* _PROBLEM STATEMENT_
Word for word, repeat the entries, minus the pictures.
[Begin]
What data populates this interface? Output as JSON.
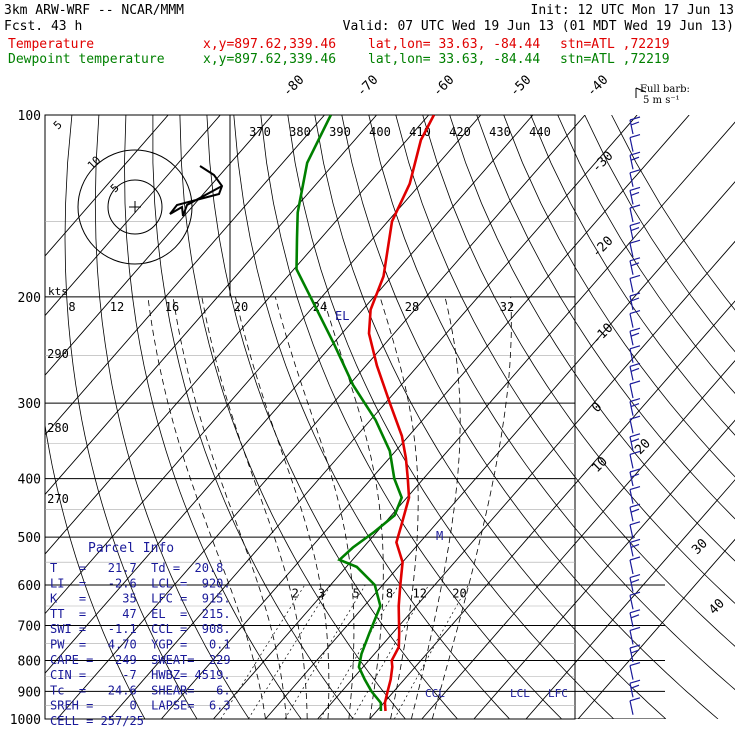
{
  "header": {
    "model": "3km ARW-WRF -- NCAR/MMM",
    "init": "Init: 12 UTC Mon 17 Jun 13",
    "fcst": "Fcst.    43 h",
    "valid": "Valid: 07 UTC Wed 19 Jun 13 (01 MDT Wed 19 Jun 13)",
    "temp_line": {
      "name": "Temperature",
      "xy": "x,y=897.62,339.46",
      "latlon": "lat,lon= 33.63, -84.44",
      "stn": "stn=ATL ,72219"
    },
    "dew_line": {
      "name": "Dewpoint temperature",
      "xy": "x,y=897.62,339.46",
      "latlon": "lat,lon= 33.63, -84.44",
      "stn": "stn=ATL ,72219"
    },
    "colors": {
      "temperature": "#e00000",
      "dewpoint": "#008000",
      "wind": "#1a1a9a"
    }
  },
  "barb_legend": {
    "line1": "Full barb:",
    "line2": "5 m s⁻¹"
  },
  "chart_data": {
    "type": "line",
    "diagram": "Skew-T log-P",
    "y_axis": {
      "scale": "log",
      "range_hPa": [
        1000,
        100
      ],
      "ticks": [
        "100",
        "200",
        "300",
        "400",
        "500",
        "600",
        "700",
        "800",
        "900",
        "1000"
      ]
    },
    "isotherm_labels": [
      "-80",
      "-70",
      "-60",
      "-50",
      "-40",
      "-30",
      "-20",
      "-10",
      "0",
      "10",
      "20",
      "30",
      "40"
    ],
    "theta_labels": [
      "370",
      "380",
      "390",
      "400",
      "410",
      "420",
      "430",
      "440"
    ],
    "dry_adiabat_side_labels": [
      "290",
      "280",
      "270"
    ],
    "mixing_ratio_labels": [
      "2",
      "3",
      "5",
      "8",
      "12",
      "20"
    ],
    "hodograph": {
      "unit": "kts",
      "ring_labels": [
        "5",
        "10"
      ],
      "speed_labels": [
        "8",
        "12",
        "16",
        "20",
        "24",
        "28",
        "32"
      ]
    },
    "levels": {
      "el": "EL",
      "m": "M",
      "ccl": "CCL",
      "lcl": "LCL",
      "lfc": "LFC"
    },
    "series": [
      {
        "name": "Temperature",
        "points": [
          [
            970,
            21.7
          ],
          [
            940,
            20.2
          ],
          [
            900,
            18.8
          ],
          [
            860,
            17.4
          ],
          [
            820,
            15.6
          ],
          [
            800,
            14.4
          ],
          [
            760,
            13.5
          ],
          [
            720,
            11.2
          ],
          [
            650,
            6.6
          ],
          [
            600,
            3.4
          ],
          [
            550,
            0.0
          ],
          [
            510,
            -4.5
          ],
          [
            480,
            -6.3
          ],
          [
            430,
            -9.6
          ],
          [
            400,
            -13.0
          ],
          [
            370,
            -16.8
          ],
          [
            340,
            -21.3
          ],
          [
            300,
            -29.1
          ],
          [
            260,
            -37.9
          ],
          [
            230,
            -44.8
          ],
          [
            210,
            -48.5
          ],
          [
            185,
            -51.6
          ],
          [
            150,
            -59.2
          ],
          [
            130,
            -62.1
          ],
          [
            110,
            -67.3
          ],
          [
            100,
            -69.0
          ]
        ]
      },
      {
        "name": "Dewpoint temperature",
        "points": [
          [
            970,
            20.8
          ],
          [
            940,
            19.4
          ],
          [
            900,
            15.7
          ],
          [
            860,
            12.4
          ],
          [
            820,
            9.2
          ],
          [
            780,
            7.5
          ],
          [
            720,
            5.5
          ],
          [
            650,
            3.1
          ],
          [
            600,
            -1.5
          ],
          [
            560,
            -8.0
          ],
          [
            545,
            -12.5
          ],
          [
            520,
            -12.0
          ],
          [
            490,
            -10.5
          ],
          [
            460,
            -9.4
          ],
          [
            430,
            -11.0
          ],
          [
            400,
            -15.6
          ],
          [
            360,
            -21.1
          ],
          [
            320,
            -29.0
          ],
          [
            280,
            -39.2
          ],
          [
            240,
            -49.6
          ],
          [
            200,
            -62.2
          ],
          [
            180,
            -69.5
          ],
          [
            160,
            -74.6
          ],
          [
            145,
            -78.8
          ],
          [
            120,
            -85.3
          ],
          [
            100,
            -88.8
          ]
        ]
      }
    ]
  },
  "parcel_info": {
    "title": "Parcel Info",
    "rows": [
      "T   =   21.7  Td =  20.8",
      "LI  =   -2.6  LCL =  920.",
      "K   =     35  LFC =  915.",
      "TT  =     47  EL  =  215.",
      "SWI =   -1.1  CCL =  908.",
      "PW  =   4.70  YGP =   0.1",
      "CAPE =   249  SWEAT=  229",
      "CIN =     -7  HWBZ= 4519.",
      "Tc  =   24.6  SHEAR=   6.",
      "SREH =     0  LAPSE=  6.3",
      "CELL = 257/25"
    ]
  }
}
[End]
* _RESPONSE BELOW_
What data populates this interface? Output as JSON.
{
  "header": {
    "model": "3km ARW-WRF -- NCAR/MMM",
    "init": "Init: 12 UTC Mon 17 Jun 13",
    "fcst": "Fcst.    43 h",
    "valid": "Valid: 07 UTC Wed 19 Jun 13 (01 MDT Wed 19 Jun 13)",
    "temp_line": {
      "name": "Temperature",
      "xy": "x,y=897.62,339.46",
      "latlon": "lat,lon= 33.63, -84.44",
      "stn": "stn=ATL ,72219"
    },
    "dew_line": {
      "name": "Dewpoint temperature",
      "xy": "x,y=897.62,339.46",
      "latlon": "lat,lon= 33.63, -84.44",
      "stn": "stn=ATL ,72219"
    },
    "colors": {
      "temperature": "#e00000",
      "dewpoint": "#008000",
      "wind": "#1a1a9a"
    }
  },
  "barb_legend": {
    "line1": "Full barb:",
    "line2": "5 m s⁻¹"
  },
  "chart_data": {
    "type": "line",
    "diagram": "Skew-T log-P",
    "y_axis": {
      "scale": "log",
      "range_hPa": [
        1000,
        100
      ],
      "ticks": [
        "100",
        "200",
        "300",
        "400",
        "500",
        "600",
        "700",
        "800",
        "900",
        "1000"
      ]
    },
    "isotherm_labels": [
      "-80",
      "-70",
      "-60",
      "-50",
      "-40",
      "-30",
      "-20",
      "-10",
      "0",
      "10",
      "20",
      "30",
      "40"
    ],
    "theta_labels": [
      "370",
      "380",
      "390",
      "400",
      "410",
      "420",
      "430",
      "440"
    ],
    "dry_adiabat_side_labels": [
      "290",
      "280",
      "270"
    ],
    "mixing_ratio_labels": [
      "2",
      "3",
      "5",
      "8",
      "12",
      "20"
    ],
    "hodograph": {
      "unit": "kts",
      "ring_labels": [
        "5",
        "10"
      ],
      "speed_labels": [
        "8",
        "12",
        "16",
        "20",
        "24",
        "28",
        "32"
      ]
    },
    "levels": {
      "el": "EL",
      "m": "M",
      "ccl": "CCL",
      "lcl": "LCL",
      "lfc": "LFC"
    },
    "series": [
      {
        "name": "Temperature",
        "points": [
          [
            970,
            21.7
          ],
          [
            940,
            20.2
          ],
          [
            900,
            18.8
          ],
          [
            860,
            17.4
          ],
          [
            820,
            15.6
          ],
          [
            800,
            14.4
          ],
          [
            760,
            13.5
          ],
          [
            720,
            11.2
          ],
          [
            650,
            6.6
          ],
          [
            600,
            3.4
          ],
          [
            550,
            0.0
          ],
          [
            510,
            -4.5
          ],
          [
            480,
            -6.3
          ],
          [
            430,
            -9.6
          ],
          [
            400,
            -13.0
          ],
          [
            370,
            -16.8
          ],
          [
            340,
            -21.3
          ],
          [
            300,
            -29.1
          ],
          [
            260,
            -37.9
          ],
          [
            230,
            -44.8
          ],
          [
            210,
            -48.5
          ],
          [
            185,
            -51.6
          ],
          [
            150,
            -59.2
          ],
          [
            130,
            -62.1
          ],
          [
            110,
            -67.3
          ],
          [
            100,
            -69.0
          ]
        ]
      },
      {
        "name": "Dewpoint temperature",
        "points": [
          [
            970,
            20.8
          ],
          [
            940,
            19.4
          ],
          [
            900,
            15.7
          ],
          [
            860,
            12.4
          ],
          [
            820,
            9.2
          ],
          [
            780,
            7.5
          ],
          [
            720,
            5.5
          ],
          [
            650,
            3.1
          ],
          [
            600,
            -1.5
          ],
          [
            560,
            -8.0
          ],
          [
            545,
            -12.5
          ],
          [
            520,
            -12.0
          ],
          [
            490,
            -10.5
          ],
          [
            460,
            -9.4
          ],
          [
            430,
            -11.0
          ],
          [
            400,
            -15.6
          ],
          [
            360,
            -21.1
          ],
          [
            320,
            -29.0
          ],
          [
            280,
            -39.2
          ],
          [
            240,
            -49.6
          ],
          [
            200,
            -62.2
          ],
          [
            180,
            -69.5
          ],
          [
            160,
            -74.6
          ],
          [
            145,
            -78.8
          ],
          [
            120,
            -85.3
          ],
          [
            100,
            -88.8
          ]
        ]
      }
    ]
  },
  "parcel_info": {
    "title": "Parcel Info",
    "rows": [
      "T   =   21.7  Td =  20.8",
      "LI  =   -2.6  LCL =  920.",
      "K   =     35  LFC =  915.",
      "TT  =     47  EL  =  215.",
      "SWI =   -1.1  CCL =  908.",
      "PW  =   4.70  YGP =   0.1",
      "CAPE =   249  SWEAT=  229",
      "CIN =     -7  HWBZ= 4519.",
      "Tc  =   24.6  SHEAR=   6.",
      "SREH =     0  LAPSE=  6.3",
      "CELL = 257/25"
    ]
  }
}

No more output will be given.